──────── Extracted data

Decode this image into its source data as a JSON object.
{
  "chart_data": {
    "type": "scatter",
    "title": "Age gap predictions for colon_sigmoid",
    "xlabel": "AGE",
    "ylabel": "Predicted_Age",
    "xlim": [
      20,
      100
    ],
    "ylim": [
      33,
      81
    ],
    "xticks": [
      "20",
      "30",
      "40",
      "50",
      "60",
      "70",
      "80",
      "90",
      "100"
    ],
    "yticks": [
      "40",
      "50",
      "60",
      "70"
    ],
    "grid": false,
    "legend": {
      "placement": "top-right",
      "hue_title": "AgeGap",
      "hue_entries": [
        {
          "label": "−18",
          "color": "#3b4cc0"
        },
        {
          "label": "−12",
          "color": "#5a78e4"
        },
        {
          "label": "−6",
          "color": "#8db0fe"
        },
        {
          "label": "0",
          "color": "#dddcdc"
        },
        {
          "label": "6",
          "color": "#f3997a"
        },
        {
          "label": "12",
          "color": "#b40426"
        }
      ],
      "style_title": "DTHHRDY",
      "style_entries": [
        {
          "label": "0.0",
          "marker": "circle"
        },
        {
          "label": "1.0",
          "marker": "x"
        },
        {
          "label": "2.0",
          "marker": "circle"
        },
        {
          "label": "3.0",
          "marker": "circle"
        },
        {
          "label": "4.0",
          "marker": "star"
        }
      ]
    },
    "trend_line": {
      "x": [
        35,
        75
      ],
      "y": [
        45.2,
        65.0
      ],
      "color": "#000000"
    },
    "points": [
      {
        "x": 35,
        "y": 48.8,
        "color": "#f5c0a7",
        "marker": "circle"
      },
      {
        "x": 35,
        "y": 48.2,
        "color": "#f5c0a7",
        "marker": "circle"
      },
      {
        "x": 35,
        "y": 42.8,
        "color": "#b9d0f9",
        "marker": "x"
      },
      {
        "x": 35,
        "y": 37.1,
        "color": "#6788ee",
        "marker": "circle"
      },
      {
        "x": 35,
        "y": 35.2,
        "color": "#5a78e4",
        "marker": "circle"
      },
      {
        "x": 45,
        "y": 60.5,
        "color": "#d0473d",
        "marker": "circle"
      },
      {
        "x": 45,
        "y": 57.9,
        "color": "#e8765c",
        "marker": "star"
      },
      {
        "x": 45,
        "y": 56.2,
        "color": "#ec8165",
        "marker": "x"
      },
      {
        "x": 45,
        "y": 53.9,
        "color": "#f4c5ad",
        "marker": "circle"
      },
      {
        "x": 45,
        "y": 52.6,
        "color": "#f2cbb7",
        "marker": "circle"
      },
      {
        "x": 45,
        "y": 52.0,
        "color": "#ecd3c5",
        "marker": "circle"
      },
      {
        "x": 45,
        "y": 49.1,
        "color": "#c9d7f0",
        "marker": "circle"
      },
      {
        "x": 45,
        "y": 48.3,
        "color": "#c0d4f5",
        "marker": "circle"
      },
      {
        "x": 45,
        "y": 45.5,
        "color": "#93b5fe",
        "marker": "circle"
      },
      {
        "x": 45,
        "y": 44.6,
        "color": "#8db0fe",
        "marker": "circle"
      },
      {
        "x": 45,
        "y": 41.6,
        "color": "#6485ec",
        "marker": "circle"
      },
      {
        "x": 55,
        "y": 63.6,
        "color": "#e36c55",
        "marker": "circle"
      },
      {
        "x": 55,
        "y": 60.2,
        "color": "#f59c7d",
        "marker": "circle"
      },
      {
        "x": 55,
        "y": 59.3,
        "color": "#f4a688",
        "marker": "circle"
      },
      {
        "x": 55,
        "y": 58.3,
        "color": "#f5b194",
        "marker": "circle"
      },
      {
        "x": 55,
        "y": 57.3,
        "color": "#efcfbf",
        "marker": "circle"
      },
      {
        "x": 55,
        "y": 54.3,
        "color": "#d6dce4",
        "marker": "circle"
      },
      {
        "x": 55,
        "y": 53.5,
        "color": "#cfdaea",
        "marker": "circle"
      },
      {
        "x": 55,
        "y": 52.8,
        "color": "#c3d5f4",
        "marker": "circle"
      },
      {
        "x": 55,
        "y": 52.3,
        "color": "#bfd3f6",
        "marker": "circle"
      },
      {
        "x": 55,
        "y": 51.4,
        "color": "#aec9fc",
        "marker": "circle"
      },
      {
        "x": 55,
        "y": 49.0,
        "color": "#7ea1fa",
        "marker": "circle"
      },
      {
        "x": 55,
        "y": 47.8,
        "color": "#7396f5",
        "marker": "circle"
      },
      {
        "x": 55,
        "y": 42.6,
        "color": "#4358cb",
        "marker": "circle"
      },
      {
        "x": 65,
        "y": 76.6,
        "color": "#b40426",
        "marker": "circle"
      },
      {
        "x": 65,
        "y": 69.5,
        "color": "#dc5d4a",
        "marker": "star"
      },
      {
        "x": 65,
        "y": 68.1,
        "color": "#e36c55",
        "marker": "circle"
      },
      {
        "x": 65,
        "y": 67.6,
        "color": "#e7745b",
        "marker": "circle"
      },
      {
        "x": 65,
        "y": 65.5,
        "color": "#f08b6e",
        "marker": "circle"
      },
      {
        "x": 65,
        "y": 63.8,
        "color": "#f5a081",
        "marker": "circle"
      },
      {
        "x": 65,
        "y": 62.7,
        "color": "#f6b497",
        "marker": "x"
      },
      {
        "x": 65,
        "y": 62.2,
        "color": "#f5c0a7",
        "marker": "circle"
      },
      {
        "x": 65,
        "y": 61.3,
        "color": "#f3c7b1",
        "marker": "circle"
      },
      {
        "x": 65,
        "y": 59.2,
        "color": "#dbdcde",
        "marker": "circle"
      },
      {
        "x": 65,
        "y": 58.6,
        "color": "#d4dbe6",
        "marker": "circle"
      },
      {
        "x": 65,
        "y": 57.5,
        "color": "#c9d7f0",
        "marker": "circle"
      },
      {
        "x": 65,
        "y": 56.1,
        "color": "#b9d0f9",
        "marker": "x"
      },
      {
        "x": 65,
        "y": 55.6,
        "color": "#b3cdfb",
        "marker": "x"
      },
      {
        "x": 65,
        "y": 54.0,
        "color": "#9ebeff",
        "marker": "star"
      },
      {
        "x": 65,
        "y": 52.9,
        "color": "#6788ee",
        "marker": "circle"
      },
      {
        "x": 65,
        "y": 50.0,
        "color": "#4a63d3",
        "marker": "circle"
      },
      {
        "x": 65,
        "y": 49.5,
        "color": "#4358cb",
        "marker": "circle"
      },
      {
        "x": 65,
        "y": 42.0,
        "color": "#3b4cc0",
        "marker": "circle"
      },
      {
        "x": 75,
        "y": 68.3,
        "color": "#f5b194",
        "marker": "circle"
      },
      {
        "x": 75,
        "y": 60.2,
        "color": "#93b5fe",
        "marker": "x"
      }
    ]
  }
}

────────────────

#### [Aim]
Above are some records. Print them all exactly.

#### [Reply]
Decode this image into its source data as a JSON object.
{
  "chart_data": {
    "type": "scatter",
    "title": "Age gap predictions for colon_sigmoid",
    "xlabel": "AGE",
    "ylabel": "Predicted_Age",
    "xlim": [
      20,
      100
    ],
    "ylim": [
      33,
      81
    ],
    "xticks": [
      "20",
      "30",
      "40",
      "50",
      "60",
      "70",
      "80",
      "90",
      "100"
    ],
    "yticks": [
      "40",
      "50",
      "60",
      "70"
    ],
    "grid": false,
    "legend": {
      "placement": "top-right",
      "hue_title": "AgeGap",
      "hue_entries": [
        {
          "label": "−18",
          "color": "#3b4cc0"
        },
        {
          "label": "−12",
          "color": "#5a78e4"
        },
        {
          "label": "−6",
          "color": "#8db0fe"
        },
        {
          "label": "0",
          "color": "#dddcdc"
        },
        {
          "label": "6",
          "color": "#f3997a"
        },
        {
          "label": "12",
          "color": "#b40426"
        }
      ],
      "style_title": "DTHHRDY",
      "style_entries": [
        {
          "label": "0.0",
          "marker": "circle"
        },
        {
          "label": "1.0",
          "marker": "x"
        },
        {
          "label": "2.0",
          "marker": "circle"
        },
        {
          "label": "3.0",
          "marker": "circle"
        },
        {
          "label": "4.0",
          "marker": "star"
        }
      ]
    },
    "trend_line": {
      "x": [
        35,
        75
      ],
      "y": [
        45.2,
        65.0
      ],
      "color": "#000000"
    },
    "points": [
      {
        "x": 35,
        "y": 48.8,
        "color": "#f5c0a7",
        "marker": "circle"
      },
      {
        "x": 35,
        "y": 48.2,
        "color": "#f5c0a7",
        "marker": "circle"
      },
      {
        "x": 35,
        "y": 42.8,
        "color": "#b9d0f9",
        "marker": "x"
      },
      {
        "x": 35,
        "y": 37.1,
        "color": "#6788ee",
        "marker": "circle"
      },
      {
        "x": 35,
        "y": 35.2,
        "color": "#5a78e4",
        "marker": "circle"
      },
      {
        "x": 45,
        "y": 60.5,
        "color": "#d0473d",
        "marker": "circle"
      },
      {
        "x": 45,
        "y": 57.9,
        "color": "#e8765c",
        "marker": "star"
      },
      {
        "x": 45,
        "y": 56.2,
        "color": "#ec8165",
        "marker": "x"
      },
      {
        "x": 45,
        "y": 53.9,
        "color": "#f4c5ad",
        "marker": "circle"
      },
      {
        "x": 45,
        "y": 52.6,
        "color": "#f2cbb7",
        "marker": "circle"
      },
      {
        "x": 45,
        "y": 52.0,
        "color": "#ecd3c5",
        "marker": "circle"
      },
      {
        "x": 45,
        "y": 49.1,
        "color": "#c9d7f0",
        "marker": "circle"
      },
      {
        "x": 45,
        "y": 48.3,
        "color": "#c0d4f5",
        "marker": "circle"
      },
      {
        "x": 45,
        "y": 45.5,
        "color": "#93b5fe",
        "marker": "circle"
      },
      {
        "x": 45,
        "y": 44.6,
        "color": "#8db0fe",
        "marker": "circle"
      },
      {
        "x": 45,
        "y": 41.6,
        "color": "#6485ec",
        "marker": "circle"
      },
      {
        "x": 55,
        "y": 63.6,
        "color": "#e36c55",
        "marker": "circle"
      },
      {
        "x": 55,
        "y": 60.2,
        "color": "#f59c7d",
        "marker": "circle"
      },
      {
        "x": 55,
        "y": 59.3,
        "color": "#f4a688",
        "marker": "circle"
      },
      {
        "x": 55,
        "y": 58.3,
        "color": "#f5b194",
        "marker": "circle"
      },
      {
        "x": 55,
        "y": 57.3,
        "color": "#efcfbf",
        "marker": "circle"
      },
      {
        "x": 55,
        "y": 54.3,
        "color": "#d6dce4",
        "marker": "circle"
      },
      {
        "x": 55,
        "y": 53.5,
        "color": "#cfdaea",
        "marker": "circle"
      },
      {
        "x": 55,
        "y": 52.8,
        "color": "#c3d5f4",
        "marker": "circle"
      },
      {
        "x": 55,
        "y": 52.3,
        "color": "#bfd3f6",
        "marker": "circle"
      },
      {
        "x": 55,
        "y": 51.4,
        "color": "#aec9fc",
        "marker": "circle"
      },
      {
        "x": 55,
        "y": 49.0,
        "color": "#7ea1fa",
        "marker": "circle"
      },
      {
        "x": 55,
        "y": 47.8,
        "color": "#7396f5",
        "marker": "circle"
      },
      {
        "x": 55,
        "y": 42.6,
        "color": "#4358cb",
        "marker": "circle"
      },
      {
        "x": 65,
        "y": 76.6,
        "color": "#b40426",
        "marker": "circle"
      },
      {
        "x": 65,
        "y": 69.5,
        "color": "#dc5d4a",
        "marker": "star"
      },
      {
        "x": 65,
        "y": 68.1,
        "color": "#e36c55",
        "marker": "circle"
      },
      {
        "x": 65,
        "y": 67.6,
        "color": "#e7745b",
        "marker": "circle"
      },
      {
        "x": 65,
        "y": 65.5,
        "color": "#f08b6e",
        "marker": "circle"
      },
      {
        "x": 65,
        "y": 63.8,
        "color": "#f5a081",
        "marker": "circle"
      },
      {
        "x": 65,
        "y": 62.7,
        "color": "#f6b497",
        "marker": "x"
      },
      {
        "x": 65,
        "y": 62.2,
        "color": "#f5c0a7",
        "marker": "circle"
      },
      {
        "x": 65,
        "y": 61.3,
        "color": "#f3c7b1",
        "marker": "circle"
      },
      {
        "x": 65,
        "y": 59.2,
        "color": "#dbdcde",
        "marker": "circle"
      },
      {
        "x": 65,
        "y": 58.6,
        "color": "#d4dbe6",
        "marker": "circle"
      },
      {
        "x": 65,
        "y": 57.5,
        "color": "#c9d7f0",
        "marker": "circle"
      },
      {
        "x": 65,
        "y": 56.1,
        "color": "#b9d0f9",
        "marker": "x"
      },
      {
        "x": 65,
        "y": 55.6,
        "color": "#b3cdfb",
        "marker": "x"
      },
      {
        "x": 65,
        "y": 54.0,
        "color": "#9ebeff",
        "marker": "star"
      },
      {
        "x": 65,
        "y": 52.9,
        "color": "#6788ee",
        "marker": "circle"
      },
      {
        "x": 65,
        "y": 50.0,
        "color": "#4a63d3",
        "marker": "circle"
      },
      {
        "x": 65,
        "y": 49.5,
        "color": "#4358cb",
        "marker": "circle"
      },
      {
        "x": 65,
        "y": 42.0,
        "color": "#3b4cc0",
        "marker": "circle"
      },
      {
        "x": 75,
        "y": 68.3,
        "color": "#f5b194",
        "marker": "circle"
      },
      {
        "x": 75,
        "y": 60.2,
        "color": "#93b5fe",
        "marker": "x"
      }
    ]
  }
}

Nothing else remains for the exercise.